**Short exercise:**
Go through the entries below and write each one out exactly.
━━━━━━━━━━━━━━━━
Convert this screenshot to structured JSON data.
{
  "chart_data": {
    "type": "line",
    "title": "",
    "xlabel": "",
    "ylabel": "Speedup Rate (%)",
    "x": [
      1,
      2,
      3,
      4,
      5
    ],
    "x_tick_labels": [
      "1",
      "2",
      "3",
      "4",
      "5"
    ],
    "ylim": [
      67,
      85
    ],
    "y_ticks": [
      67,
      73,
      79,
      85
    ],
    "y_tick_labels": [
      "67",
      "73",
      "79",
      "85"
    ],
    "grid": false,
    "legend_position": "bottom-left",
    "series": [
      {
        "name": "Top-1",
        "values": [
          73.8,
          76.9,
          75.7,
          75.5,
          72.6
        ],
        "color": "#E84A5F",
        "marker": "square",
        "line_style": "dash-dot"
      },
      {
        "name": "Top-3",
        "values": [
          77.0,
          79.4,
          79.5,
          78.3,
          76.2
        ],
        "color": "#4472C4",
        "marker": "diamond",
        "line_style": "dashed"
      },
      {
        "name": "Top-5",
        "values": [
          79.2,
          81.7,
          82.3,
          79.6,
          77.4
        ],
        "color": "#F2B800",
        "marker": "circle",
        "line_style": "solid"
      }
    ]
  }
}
━━━━━━━━━━━━━━━━
**The response:**
Convert this screenshot to structured JSON data.
{
  "chart_data": {
    "type": "line",
    "title": "",
    "xlabel": "",
    "ylabel": "Speedup Rate (%)",
    "x": [
      1,
      2,
      3,
      4,
      5
    ],
    "x_tick_labels": [
      "1",
      "2",
      "3",
      "4",
      "5"
    ],
    "ylim": [
      67,
      85
    ],
    "y_ticks": [
      67,
      73,
      79,
      85
    ],
    "y_tick_labels": [
      "67",
      "73",
      "79",
      "85"
    ],
    "grid": false,
    "legend_position": "bottom-left",
    "series": [
      {
        "name": "Top-1",
        "values": [
          73.8,
          76.9,
          75.7,
          75.5,
          72.6
        ],
        "color": "#E84A5F",
        "marker": "square",
        "line_style": "dash-dot"
      },
      {
        "name": "Top-3",
        "values": [
          77.0,
          79.4,
          79.5,
          78.3,
          76.2
        ],
        "color": "#4472C4",
        "marker": "diamond",
        "line_style": "dashed"
      },
      {
        "name": "Top-5",
        "values": [
          79.2,
          81.7,
          82.3,
          79.6,
          77.4
        ],
        "color": "#F2B800",
        "marker": "circle",
        "line_style": "solid"
      }
    ]
  }
}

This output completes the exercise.